### Selected extract:
◇ ◇ ◇ ◇ ◇
Could we just drop rowid in situations like this, when we're specifying a new PK?

From a UX perspective this makes sense to me. I suppose it's possible that the user could have queries which depend on rowid but it feels unlikely to me. We should also consider the fact that other objects could have dependencies on the rowid column. For instance there's nothing stopping a user from creating a secondary index which includes rowid in the key. Again, unlikely, but possible.

@yuzefovich
Copy link
Member

I think that the "alter primary key" operation does something wrong in this edge case because the comment on ExtraColumnIDs says they are used only for secondary indexes, yet - if my previous comments are correct - the new primary index will have rowid in there which goes against the comment. I think we might need to rewrite all of the indexes in this edge case, and maybe the fix is something like https://github.com/123youyouer/cockroach/pull/1/files.

@thoszhang
Copy link
Contributor

if my previous comments are correct - the new primary index will have rowid in there

I'm not seeing how this is true. When I tried setting up the conditions to reproduce the crash, with the following:

CREATE TABLE t54629 (c INT NOT NULL, UNIQUE INDEX (c));
ALTER TABLE t54629 ALTER PRIMARY KEY USING COLUMNS (c);

I see an empty ExtraColumnIDs list in the primary index. Here is the exact descriptor I get (on master): https://gist.github.com/lucy-zhang/cc4f5b8f51b047f352f2f002fdab0734

Were you seeing something different?
◇ ◇ ◇ ◇ ◇
### Given data:
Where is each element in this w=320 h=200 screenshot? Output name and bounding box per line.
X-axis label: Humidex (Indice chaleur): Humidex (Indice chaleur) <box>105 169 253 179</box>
◇ ◇ ◇ ◇ ◇
### Objective:
Please copy the thread excerpt from "I'm not seeing" up to and including "seeing something different?", substituting "demo_table" for "t54629". Rely on the thread excerpt alone.

### Correct response:
I'm not seeing how this is true. When I tried setting up the conditions to reproduce the crash, with the following:

CREATE TABLE demo_table (c INT NOT NULL, UNIQUE INDEX (c));
ALTER TABLE demo_table ALTER PRIMARY KEY USING COLUMNS (c);

I see an empty ExtraColumnIDs list in the primary index. Here is the exact descriptor I get (on master): https://gist.github.com/lucy-zhang/cc4f5b8f51b047f352f2f002fdab0734

Were you seeing something different?